Do this — Look through the listing and locate every line containing the word "data"; copy those lines.

Provided material —
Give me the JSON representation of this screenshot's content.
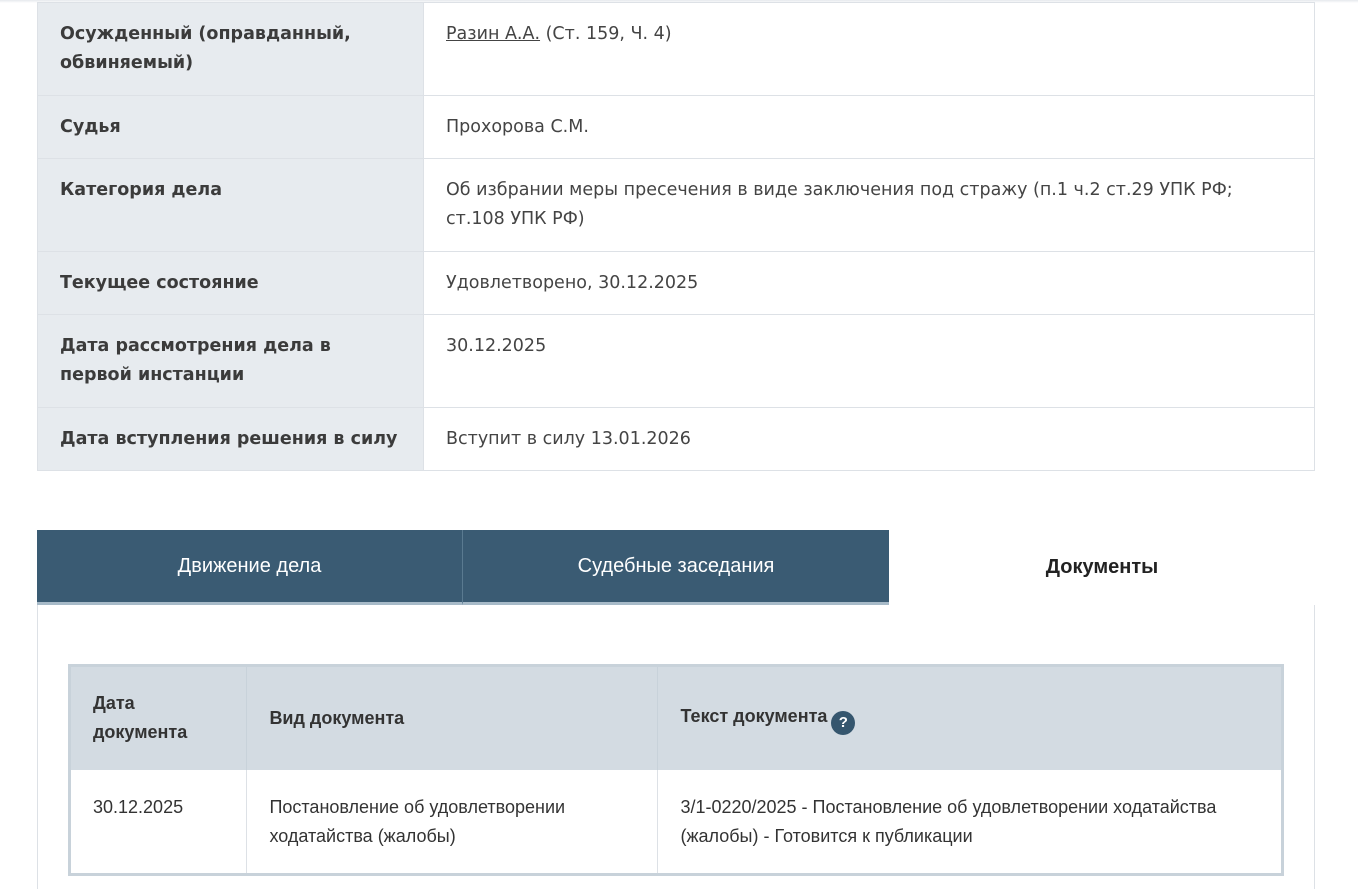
{
  "case_info": {
    "rows": [
      {
        "label": "Осужденный (оправданный, обвиняемый)",
        "person_link": "Разин А.А.",
        "person_extra": " (Ст. 159, Ч. 4)"
      },
      {
        "label": "Судья",
        "value": "Прохорова С.М."
      },
      {
        "label": "Категория дела",
        "value": "Об избрании меры пресечения в виде заключения под стражу (п.1 ч.2 ст.29 УПК РФ; ст.108 УПК РФ)"
      },
      {
        "label": "Текущее состояние",
        "value": "Удовлетворено, 30.12.2025"
      },
      {
        "label": "Дата рассмотрения дела в первой инстанции",
        "value": "30.12.2025"
      },
      {
        "label": "Дата вступления решения в силу",
        "value": "Вступит в силу 13.01.2026"
      }
    ]
  },
  "tabs": [
    {
      "label": "Движение дела",
      "active": false
    },
    {
      "label": "Судебные заседания",
      "active": false
    },
    {
      "label": "Документы",
      "active": true
    }
  ],
  "documents": {
    "columns": [
      "Дата документа",
      "Вид документа",
      "Текст документа"
    ],
    "help_icon": "?",
    "rows": [
      {
        "date": "30.12.2025",
        "type": "Постановление об удовлетворении ходатайства (жалобы)",
        "text": "3/1-0220/2025 - Постановление об удовлетворении ходатайства (жалобы) - Готовится к публикации"
      }
    ]
  },
  "colors": {
    "tab_inactive": "#3a5b73",
    "label_bg": "#e7ebef",
    "table_header_bg": "#d3dbe2"
  }
}
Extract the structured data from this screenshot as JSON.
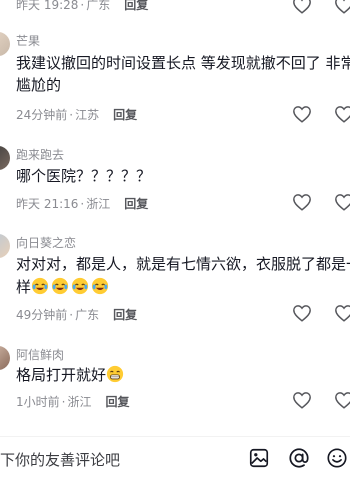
{
  "comments": [
    {
      "username": "",
      "text_lines": [],
      "time": "昨天 19:28",
      "location": "广东",
      "reply": "回复"
    },
    {
      "username": "芒果",
      "text_lines": [
        "我建议撤回的时间设置长点 等发现就撤不回了 非常",
        "尴尬的"
      ],
      "time": "24分钟前",
      "location": "江苏",
      "reply": "回复"
    },
    {
      "username": "跑来跑去",
      "text_lines": [
        "哪个医院？？？？？"
      ],
      "time": "昨天 21:16",
      "location": "浙江",
      "reply": "回复"
    },
    {
      "username": "向日葵之恋",
      "text_lines": [
        "对对对，都是人，就是有七情六欲，衣服脱了都是一",
        "样"
      ],
      "emojis_after_text": [
        "crying-laughing-emoji",
        "crying-laughing-emoji",
        "crying-laughing-emoji",
        "crying-laughing-emoji"
      ],
      "time": "49分钟前",
      "location": "广东",
      "reply": "回复"
    },
    {
      "username": "阿信鲜肉",
      "text_lines": [
        "格局打开就好"
      ],
      "emojis_after_text": [
        "grinning-emoji"
      ],
      "time": "1小时前",
      "location": "浙江",
      "reply": "回复"
    }
  ],
  "bottom_bar": {
    "placeholder": "下你的友善评论吧",
    "icons": [
      "image-icon",
      "at-icon",
      "emoji-icon"
    ]
  },
  "colors": {
    "text": "#161823",
    "secondary": "#8a8b91",
    "reply": "#56575c",
    "background": "#ffffff"
  },
  "separator": "·"
}
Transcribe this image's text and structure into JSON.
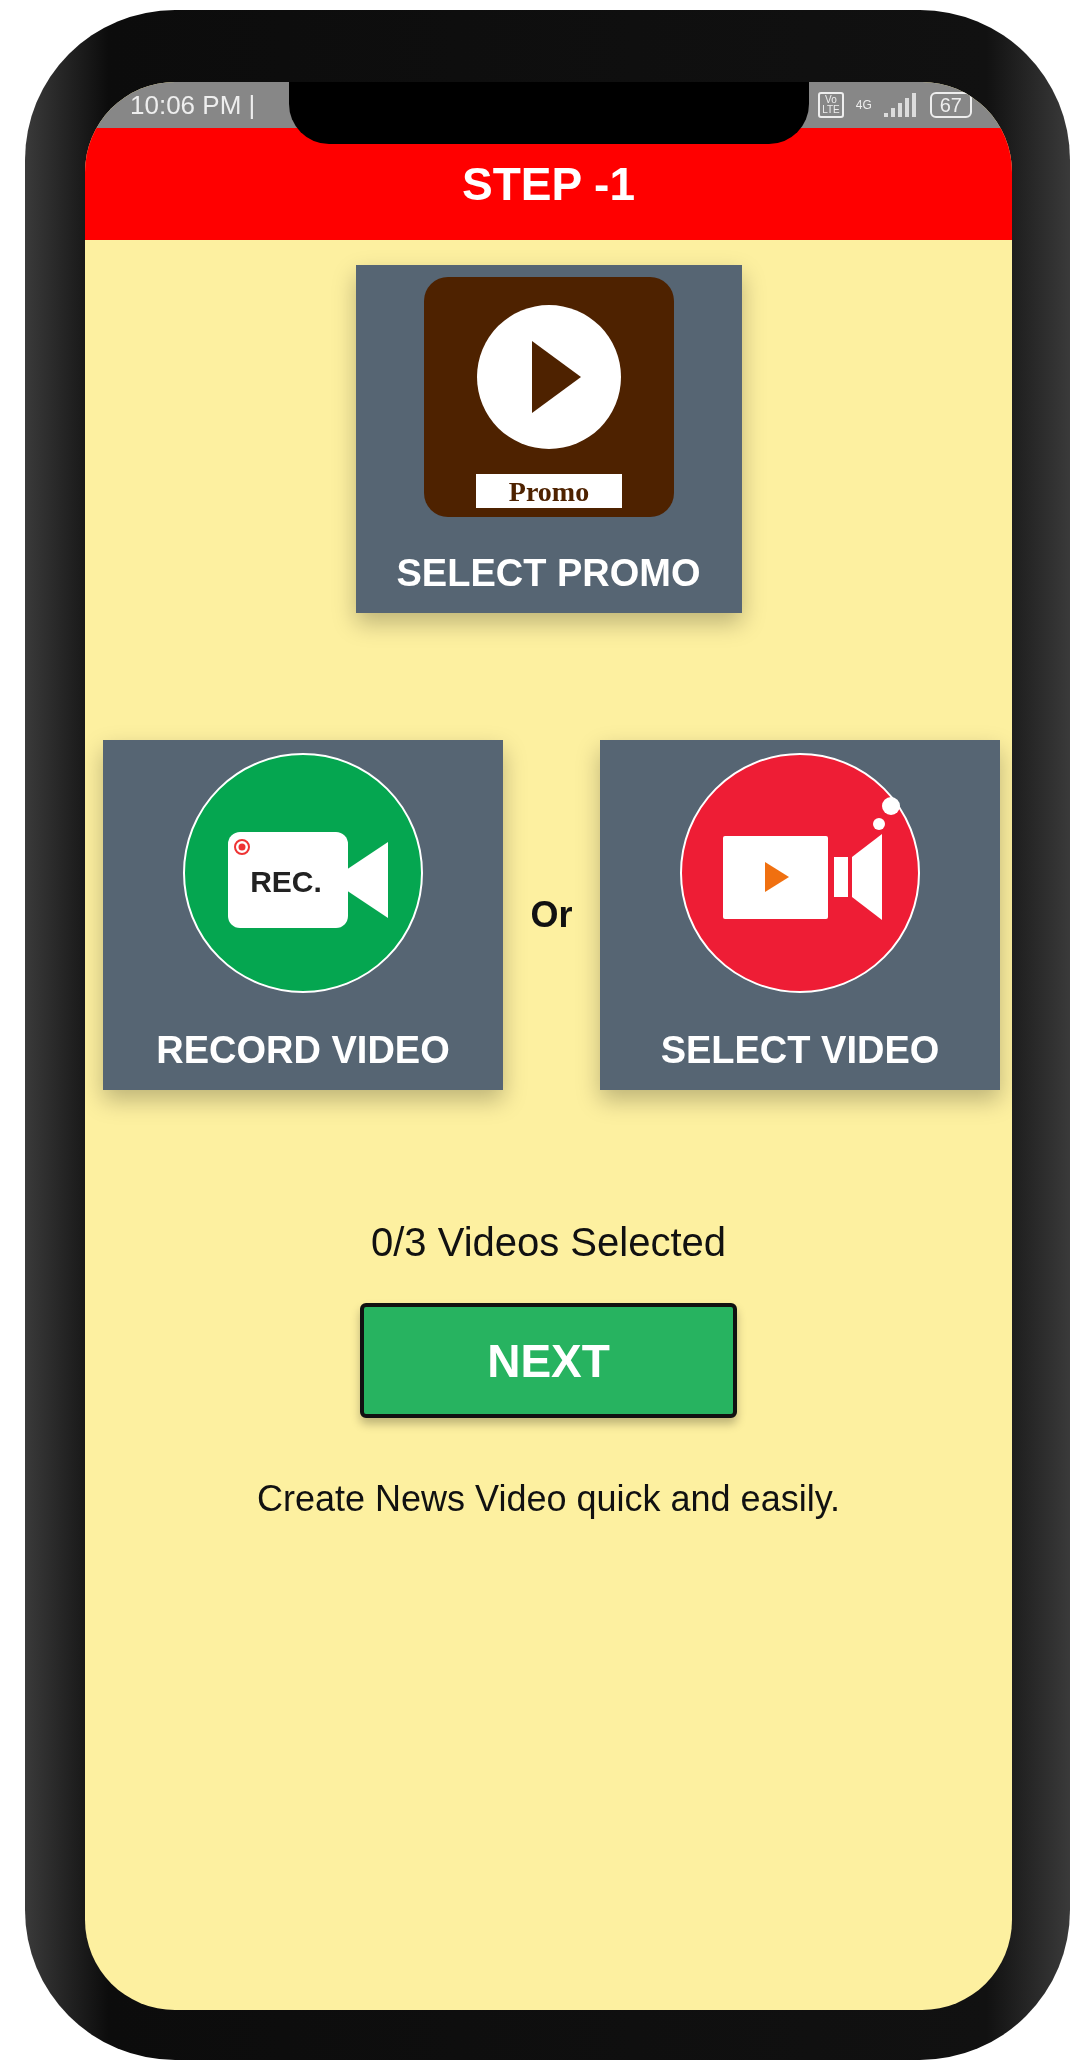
{
  "status_bar": {
    "time": "10:06 PM |",
    "volte": [
      "Vo",
      "LTE"
    ],
    "network": "4G",
    "battery": "67"
  },
  "header": {
    "title": "STEP -1"
  },
  "promo_card": {
    "icon_label": "Promo",
    "label": "SELECT PROMO"
  },
  "video_cards": [
    {
      "kind": "record",
      "icon_label": "REC.",
      "label": "RECORD VIDEO"
    },
    {
      "kind": "select",
      "label": "SELECT VIDEO"
    }
  ],
  "separator": "Or",
  "counter": "0/3 Videos Selected",
  "next_button": "NEXT",
  "caption": "Create News Video quick and easily."
}
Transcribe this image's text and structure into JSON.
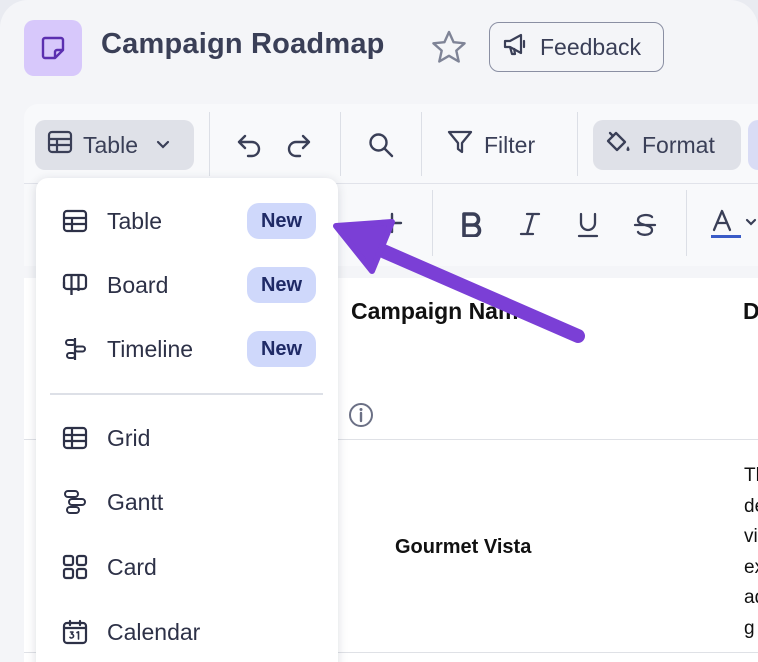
{
  "header": {
    "title": "Campaign Roadmap",
    "feedback_label": "Feedback"
  },
  "toolbar": {
    "view_label": "Table",
    "filter_label": "Filter",
    "format_label": "Format"
  },
  "table": {
    "column_header": "Campaign Name",
    "column_header_next": "D",
    "row": {
      "name": "Gourmet Vista",
      "description_fragments": [
        "Th",
        "de",
        "vi",
        "ex",
        "ad",
        "g"
      ]
    }
  },
  "view_menu": {
    "primary_items": [
      {
        "label": "Table",
        "badge": "New",
        "icon": "table-icon"
      },
      {
        "label": "Board",
        "badge": "New",
        "icon": "board-icon"
      },
      {
        "label": "Timeline",
        "badge": "New",
        "icon": "timeline-icon"
      }
    ],
    "secondary_items": [
      {
        "label": "Grid",
        "icon": "grid-icon"
      },
      {
        "label": "Gantt",
        "icon": "gantt-icon"
      },
      {
        "label": "Card",
        "icon": "card-icon"
      },
      {
        "label": "Calendar",
        "icon": "calendar-icon"
      }
    ]
  },
  "colors": {
    "accent": "#7b3fd6",
    "app_icon_bg": "#d7c8fb",
    "badge_bg": "#cfd8fb",
    "badge_text": "#1f2a66",
    "text_underline": "#3a5bc7"
  }
}
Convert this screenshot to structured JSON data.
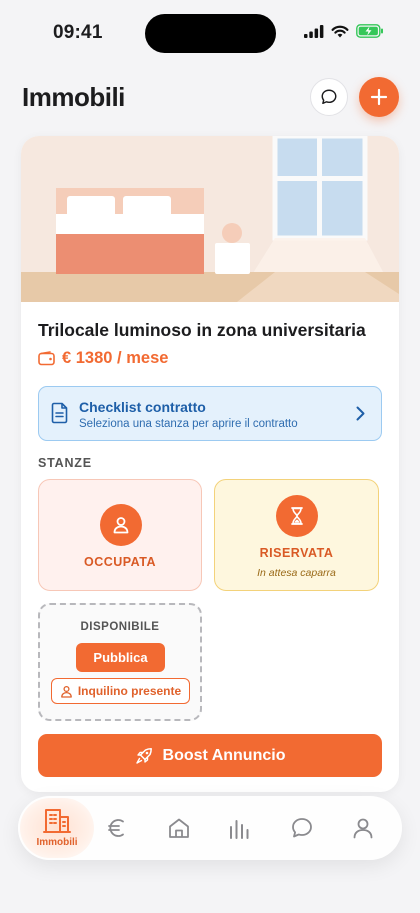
{
  "status_bar": {
    "time": "09:41"
  },
  "header": {
    "title": "Immobili"
  },
  "listing": {
    "title": "Trilocale luminoso in zona universitaria",
    "price": "€ 1380 / mese"
  },
  "checklist": {
    "title": "Checklist contratto",
    "subtitle": "Seleziona una stanza per aprire il contratto"
  },
  "rooms": {
    "heading": "STANZE",
    "occupied": {
      "label": "OCCUPATA"
    },
    "reserved": {
      "label": "RISERVATA",
      "note": "In attesa caparra"
    },
    "available": {
      "label": "DISPONIBILE",
      "publish_label": "Pubblica",
      "tenant_label": "Inquilino presente"
    }
  },
  "boost": {
    "label": "Boost Annuncio"
  },
  "tab_bar": {
    "items": [
      {
        "icon": "building-icon",
        "label": "Immobili",
        "active": true
      },
      {
        "icon": "euro-icon",
        "label": ""
      },
      {
        "icon": "home-icon",
        "label": ""
      },
      {
        "icon": "bar-chart-icon",
        "label": ""
      },
      {
        "icon": "chat-icon",
        "label": ""
      },
      {
        "icon": "user-icon",
        "label": ""
      }
    ]
  },
  "colors": {
    "accent": "#f26a32",
    "info_bg": "#e4f1fc",
    "info_text": "#1e5fa8",
    "occupied_bg": "#fff1ee",
    "reserved_bg": "#fef7de",
    "battery": "#35c759"
  }
}
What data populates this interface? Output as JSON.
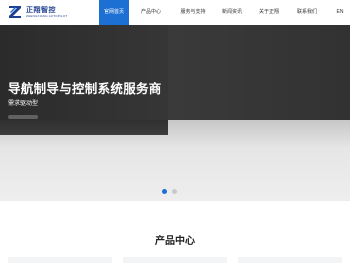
{
  "brand": {
    "name": "正翔智控",
    "subtitle": "ZHENGXIANG AUTOPILOT",
    "mark_letter": "Z",
    "primary_color": "#1c6fd3",
    "logo_color": "#1d3f8f"
  },
  "nav": {
    "items": [
      {
        "label": "官网首页",
        "active": true
      },
      {
        "label": "产品中心",
        "active": false
      },
      {
        "label": "服务与支持",
        "active": false
      },
      {
        "label": "新闻资讯",
        "active": false
      },
      {
        "label": "关于正翔",
        "active": false
      },
      {
        "label": "联系我们",
        "active": false
      }
    ],
    "language": "EN"
  },
  "hero": {
    "title": "导航制导与控制系统服务商",
    "subtitle": "需求驱动型",
    "slide_count": 2,
    "active_slide": 1
  },
  "products_section": {
    "title": "产品中心"
  }
}
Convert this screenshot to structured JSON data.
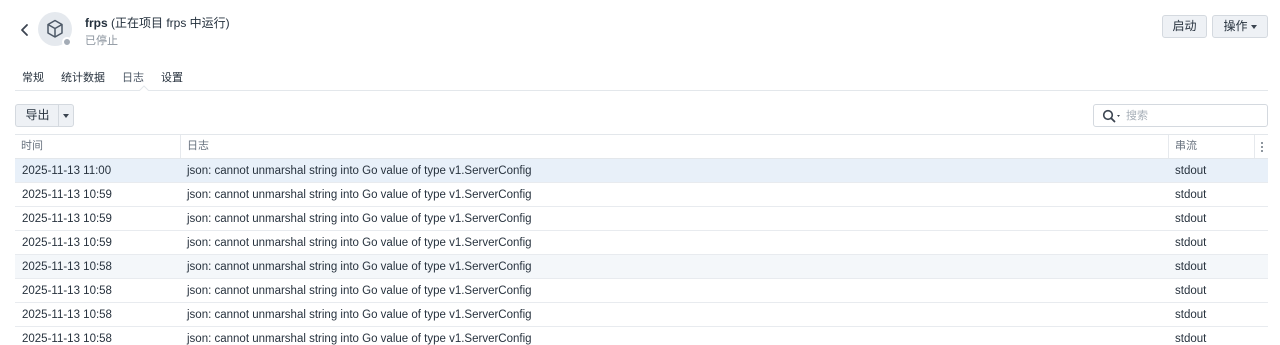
{
  "header": {
    "name": "frps",
    "project_note": "(正在项目 frps 中运行)",
    "status": "已停止",
    "start_label": "启动",
    "actions_label": "操作"
  },
  "tabs": [
    {
      "label": "常规"
    },
    {
      "label": "统计数据"
    },
    {
      "label": "日志",
      "active": true
    },
    {
      "label": "设置"
    }
  ],
  "toolbar": {
    "export_label": "导出",
    "search_placeholder": "搜索"
  },
  "table": {
    "columns": [
      "时间",
      "日志",
      "串流"
    ],
    "rows": [
      {
        "time": "2025-11-13 11:00",
        "log": "json: cannot unmarshal string into Go value of type v1.ServerConfig",
        "stream": "stdout"
      },
      {
        "time": "2025-11-13 10:59",
        "log": "json: cannot unmarshal string into Go value of type v1.ServerConfig",
        "stream": "stdout"
      },
      {
        "time": "2025-11-13 10:59",
        "log": "json: cannot unmarshal string into Go value of type v1.ServerConfig",
        "stream": "stdout"
      },
      {
        "time": "2025-11-13 10:59",
        "log": "json: cannot unmarshal string into Go value of type v1.ServerConfig",
        "stream": "stdout"
      },
      {
        "time": "2025-11-13 10:58",
        "log": "json: cannot unmarshal string into Go value of type v1.ServerConfig",
        "stream": "stdout"
      },
      {
        "time": "2025-11-13 10:58",
        "log": "json: cannot unmarshal string into Go value of type v1.ServerConfig",
        "stream": "stdout"
      },
      {
        "time": "2025-11-13 10:58",
        "log": "json: cannot unmarshal string into Go value of type v1.ServerConfig",
        "stream": "stdout"
      },
      {
        "time": "2025-11-13 10:58",
        "log": "json: cannot unmarshal string into Go value of type v1.ServerConfig",
        "stream": "stdout"
      }
    ]
  },
  "icons": {
    "back": "chevron-left-icon",
    "app": "package-cube-icon",
    "search": "search-icon",
    "column_menu": "more-vertical-icon"
  },
  "colors": {
    "selected_row": "#e8f0f9",
    "button_bg": "#eef1f5",
    "status_stopped": "#a4acb6"
  }
}
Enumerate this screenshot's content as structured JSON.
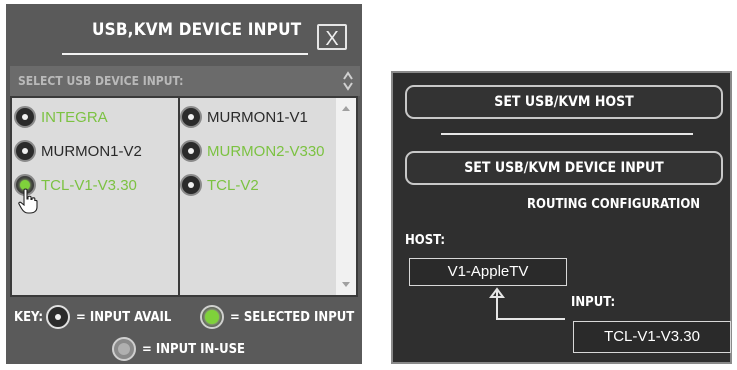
{
  "left_panel": {
    "title": "USB,KVM DEVICE INPUT",
    "close_label": "X",
    "select_label": "SELECT USB DEVICE INPUT:",
    "column1": [
      {
        "label": "INTEGRA",
        "state": "in-use"
      },
      {
        "label": "MURMON1-V2",
        "state": "available"
      },
      {
        "label": "TCL-V1-V3.30",
        "state": "selected"
      }
    ],
    "column2": [
      {
        "label": "MURMON1-V1",
        "state": "available"
      },
      {
        "label": "MURMON2-V330",
        "state": "in-use"
      },
      {
        "label": "TCL-V2",
        "state": "in-use"
      }
    ],
    "key": {
      "prefix": "KEY:",
      "avail": "= INPUT AVAIL",
      "selected": "= SELECTED INPUT",
      "inuse": "= INPUT IN-USE"
    }
  },
  "right_panel": {
    "set_host_label": "SET USB/KVM HOST",
    "set_device_label": "SET USB/KVM DEVICE INPUT",
    "routing_label": "ROUTING CONFIGURATION",
    "host_label": "HOST:",
    "host_value": "V1-AppleTV",
    "input_label": "INPUT:",
    "input_value": "TCL-V1-V3.30"
  },
  "colors": {
    "panel_bg": "#5a5a5a",
    "right_bg": "#2f2f2f",
    "green_text": "#7cc242",
    "selected_radio": "#7fd13b"
  }
}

Completed exercise —
Extract the structured data from this screenshot as JSON.
Convert this screenshot to structured JSON data.
What data populates this interface? Output as JSON.
Convert this screenshot to structured JSON data.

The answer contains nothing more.